From the listing, collect all lines containing the word "Passage".
▬▬▬▬▬▬▬▬▬▬
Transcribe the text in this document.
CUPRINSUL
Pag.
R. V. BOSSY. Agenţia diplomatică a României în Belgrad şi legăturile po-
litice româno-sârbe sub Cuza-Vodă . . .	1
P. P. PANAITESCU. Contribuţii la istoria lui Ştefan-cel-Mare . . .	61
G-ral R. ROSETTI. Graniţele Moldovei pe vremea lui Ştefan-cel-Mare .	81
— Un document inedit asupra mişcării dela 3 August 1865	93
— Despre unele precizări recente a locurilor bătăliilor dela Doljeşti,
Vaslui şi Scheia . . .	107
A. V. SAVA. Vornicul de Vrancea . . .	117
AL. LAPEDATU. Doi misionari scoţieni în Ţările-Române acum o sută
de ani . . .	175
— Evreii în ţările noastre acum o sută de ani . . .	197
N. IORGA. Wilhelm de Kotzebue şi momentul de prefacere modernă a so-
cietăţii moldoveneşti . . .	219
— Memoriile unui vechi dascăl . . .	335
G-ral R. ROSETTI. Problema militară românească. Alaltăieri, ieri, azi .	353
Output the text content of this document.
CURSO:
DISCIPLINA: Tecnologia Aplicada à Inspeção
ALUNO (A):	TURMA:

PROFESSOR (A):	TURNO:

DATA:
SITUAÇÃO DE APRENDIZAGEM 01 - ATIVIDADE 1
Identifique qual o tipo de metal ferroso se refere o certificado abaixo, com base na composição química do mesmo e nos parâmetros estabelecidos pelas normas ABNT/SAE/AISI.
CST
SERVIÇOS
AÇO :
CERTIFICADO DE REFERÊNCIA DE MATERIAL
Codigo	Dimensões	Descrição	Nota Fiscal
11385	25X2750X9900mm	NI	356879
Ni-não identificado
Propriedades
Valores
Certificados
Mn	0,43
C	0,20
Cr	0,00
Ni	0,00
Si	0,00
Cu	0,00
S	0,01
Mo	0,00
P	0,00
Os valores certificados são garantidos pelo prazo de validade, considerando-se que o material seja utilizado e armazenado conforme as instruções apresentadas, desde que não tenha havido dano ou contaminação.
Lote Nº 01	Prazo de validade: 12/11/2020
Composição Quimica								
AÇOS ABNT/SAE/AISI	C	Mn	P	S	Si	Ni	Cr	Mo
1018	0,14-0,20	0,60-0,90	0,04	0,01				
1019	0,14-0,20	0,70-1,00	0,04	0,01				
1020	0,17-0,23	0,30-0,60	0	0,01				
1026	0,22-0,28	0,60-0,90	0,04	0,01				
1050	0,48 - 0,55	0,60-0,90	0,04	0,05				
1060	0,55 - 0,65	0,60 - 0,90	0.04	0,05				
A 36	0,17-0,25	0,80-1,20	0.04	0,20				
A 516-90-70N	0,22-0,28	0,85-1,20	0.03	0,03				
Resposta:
▬▬▬▬▬▬▬▬▬▬
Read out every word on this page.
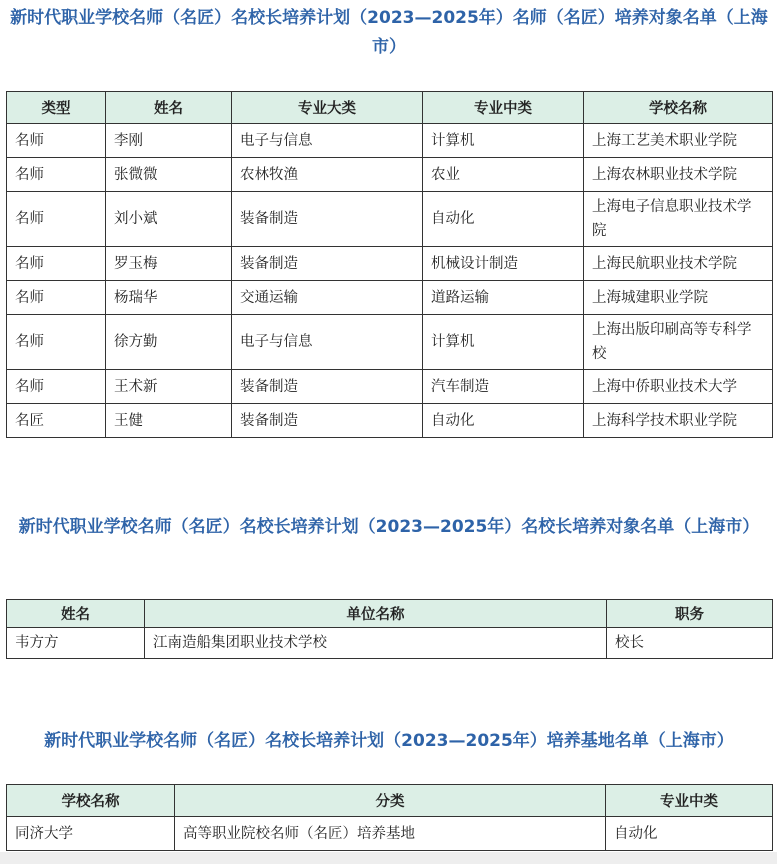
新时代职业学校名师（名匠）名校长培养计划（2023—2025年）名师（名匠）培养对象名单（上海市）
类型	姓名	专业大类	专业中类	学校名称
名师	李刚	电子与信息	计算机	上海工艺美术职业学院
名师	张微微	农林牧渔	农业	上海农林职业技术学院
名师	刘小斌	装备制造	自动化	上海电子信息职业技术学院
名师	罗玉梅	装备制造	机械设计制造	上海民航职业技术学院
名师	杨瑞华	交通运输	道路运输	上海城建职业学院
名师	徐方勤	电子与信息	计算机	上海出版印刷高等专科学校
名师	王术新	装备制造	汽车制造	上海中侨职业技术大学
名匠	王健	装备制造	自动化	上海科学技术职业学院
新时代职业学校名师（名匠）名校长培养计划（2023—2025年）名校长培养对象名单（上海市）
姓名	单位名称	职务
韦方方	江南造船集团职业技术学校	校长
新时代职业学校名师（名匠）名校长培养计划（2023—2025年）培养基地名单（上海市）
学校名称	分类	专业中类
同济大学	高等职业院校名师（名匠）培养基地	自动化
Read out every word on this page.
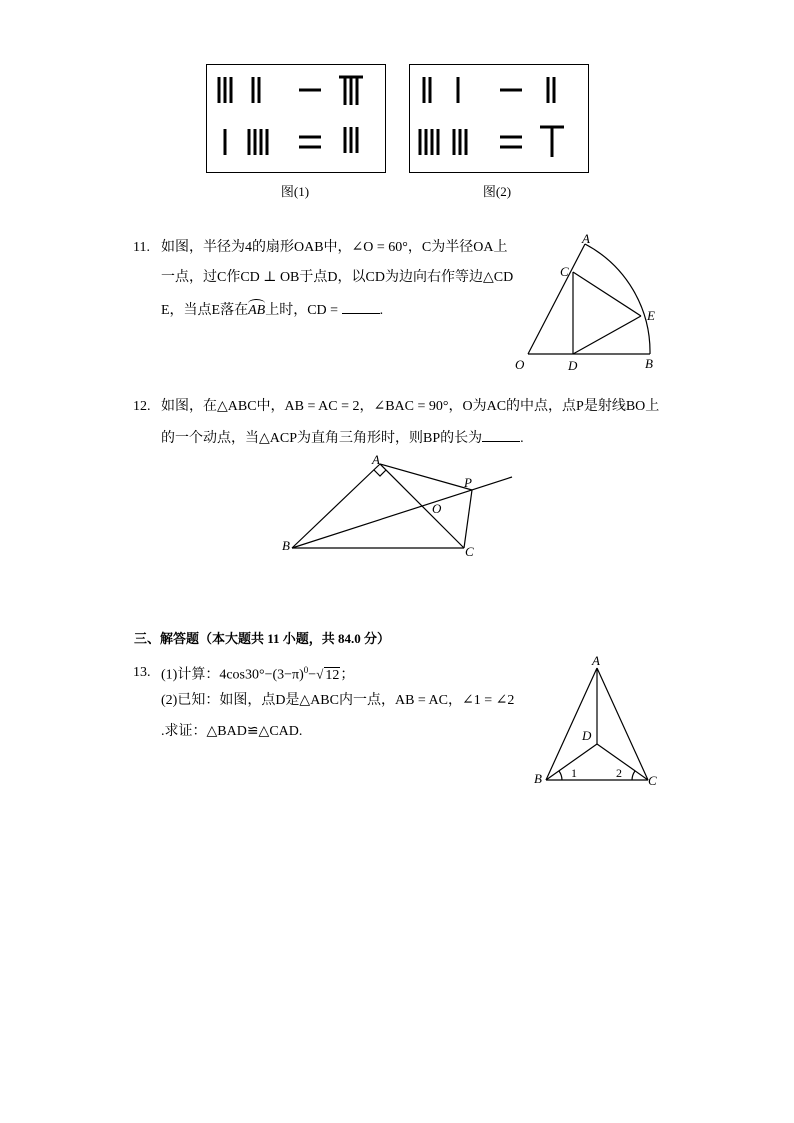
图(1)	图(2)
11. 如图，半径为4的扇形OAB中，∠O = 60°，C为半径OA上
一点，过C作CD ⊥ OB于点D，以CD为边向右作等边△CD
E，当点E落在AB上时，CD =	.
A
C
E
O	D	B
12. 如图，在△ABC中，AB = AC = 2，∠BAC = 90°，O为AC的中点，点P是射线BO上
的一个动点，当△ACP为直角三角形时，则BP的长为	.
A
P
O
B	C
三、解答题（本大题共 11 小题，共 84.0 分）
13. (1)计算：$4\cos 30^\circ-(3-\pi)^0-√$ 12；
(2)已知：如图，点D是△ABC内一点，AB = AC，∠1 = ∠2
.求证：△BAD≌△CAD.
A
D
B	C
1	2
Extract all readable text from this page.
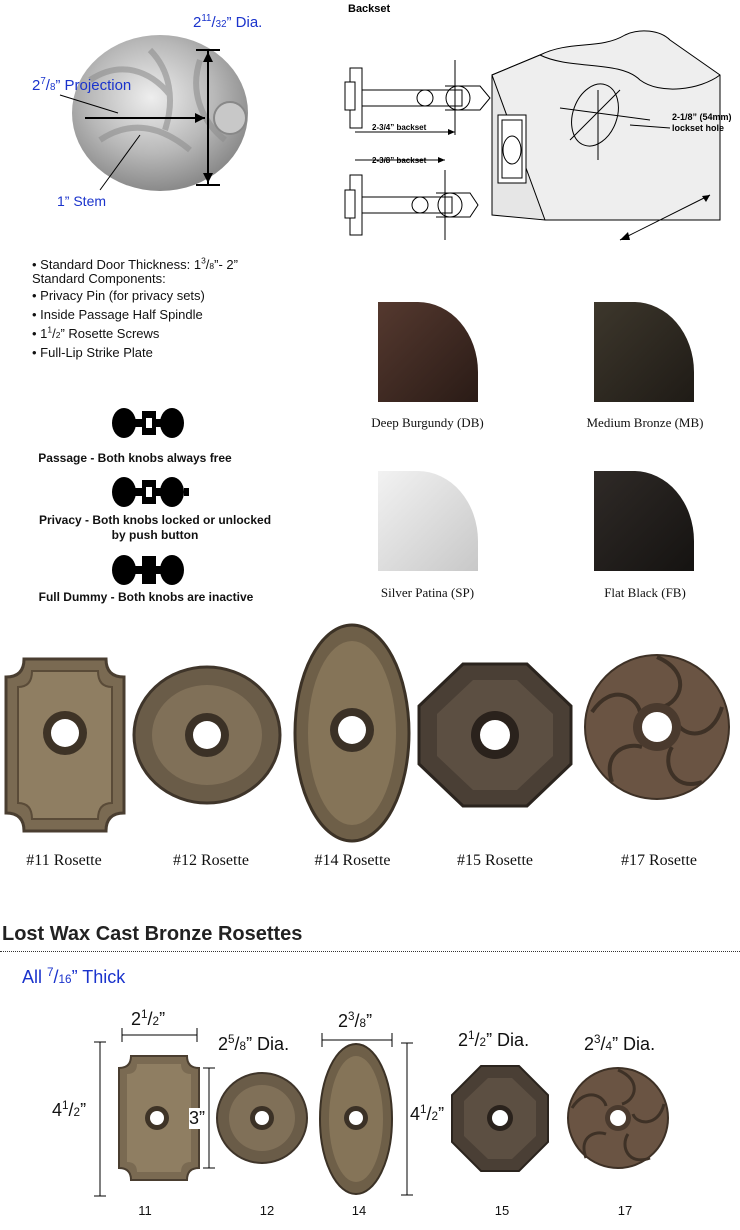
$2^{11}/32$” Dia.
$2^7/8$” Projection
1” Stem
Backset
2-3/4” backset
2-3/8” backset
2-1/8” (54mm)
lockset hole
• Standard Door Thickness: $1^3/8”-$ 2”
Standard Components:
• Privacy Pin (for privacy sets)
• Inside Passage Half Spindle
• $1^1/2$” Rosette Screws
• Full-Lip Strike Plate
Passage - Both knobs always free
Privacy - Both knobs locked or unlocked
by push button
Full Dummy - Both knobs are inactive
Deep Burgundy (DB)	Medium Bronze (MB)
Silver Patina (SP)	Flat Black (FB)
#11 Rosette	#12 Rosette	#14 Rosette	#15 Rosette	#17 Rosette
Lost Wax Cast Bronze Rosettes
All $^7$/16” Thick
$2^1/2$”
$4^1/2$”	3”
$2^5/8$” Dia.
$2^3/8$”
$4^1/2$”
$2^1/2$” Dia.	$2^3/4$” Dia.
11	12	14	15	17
▬▬▬▬▬▬▬▬▬▬
__Completed exercise__
• Inside Passage Half Spindle
Passage - Both knobs always free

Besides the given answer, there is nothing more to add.